* TASK BRIEF: Search the records for "降低采购成本" and copy each line that holds it.

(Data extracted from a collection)
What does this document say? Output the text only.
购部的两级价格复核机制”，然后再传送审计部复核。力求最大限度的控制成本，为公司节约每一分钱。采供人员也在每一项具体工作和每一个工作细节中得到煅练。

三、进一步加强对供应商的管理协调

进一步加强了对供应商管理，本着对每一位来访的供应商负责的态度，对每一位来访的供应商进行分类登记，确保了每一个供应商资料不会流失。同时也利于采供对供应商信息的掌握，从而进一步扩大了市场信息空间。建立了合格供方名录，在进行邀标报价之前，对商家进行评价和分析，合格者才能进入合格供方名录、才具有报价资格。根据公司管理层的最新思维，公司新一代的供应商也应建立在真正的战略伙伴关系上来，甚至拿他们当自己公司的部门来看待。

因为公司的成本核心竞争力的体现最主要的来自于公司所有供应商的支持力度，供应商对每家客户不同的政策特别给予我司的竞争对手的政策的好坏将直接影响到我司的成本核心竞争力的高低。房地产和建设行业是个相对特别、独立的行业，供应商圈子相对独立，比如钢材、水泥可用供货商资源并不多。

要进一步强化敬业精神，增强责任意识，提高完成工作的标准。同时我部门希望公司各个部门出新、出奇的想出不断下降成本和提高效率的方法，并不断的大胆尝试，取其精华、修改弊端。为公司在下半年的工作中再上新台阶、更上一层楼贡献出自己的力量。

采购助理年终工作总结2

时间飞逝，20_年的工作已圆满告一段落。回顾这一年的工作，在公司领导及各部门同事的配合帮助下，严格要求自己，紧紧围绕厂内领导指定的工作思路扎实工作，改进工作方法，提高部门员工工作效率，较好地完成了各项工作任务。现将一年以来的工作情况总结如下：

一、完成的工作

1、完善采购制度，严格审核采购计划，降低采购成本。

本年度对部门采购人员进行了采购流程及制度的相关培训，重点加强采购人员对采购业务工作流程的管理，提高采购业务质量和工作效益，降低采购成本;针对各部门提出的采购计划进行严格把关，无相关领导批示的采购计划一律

* FULL OUTPUT:
1、完善采购制度，严格审核采购计划，降低采购成本。
本年度对部门采购人员进行了采购流程及制度的相关培训，重点加强采购人员对采购业务工作流程的管理，提高采购业务质量和工作效益，降低采购成本;针对各部门提出的采购计划进行严格把关，无相关领导批示的采购计划一律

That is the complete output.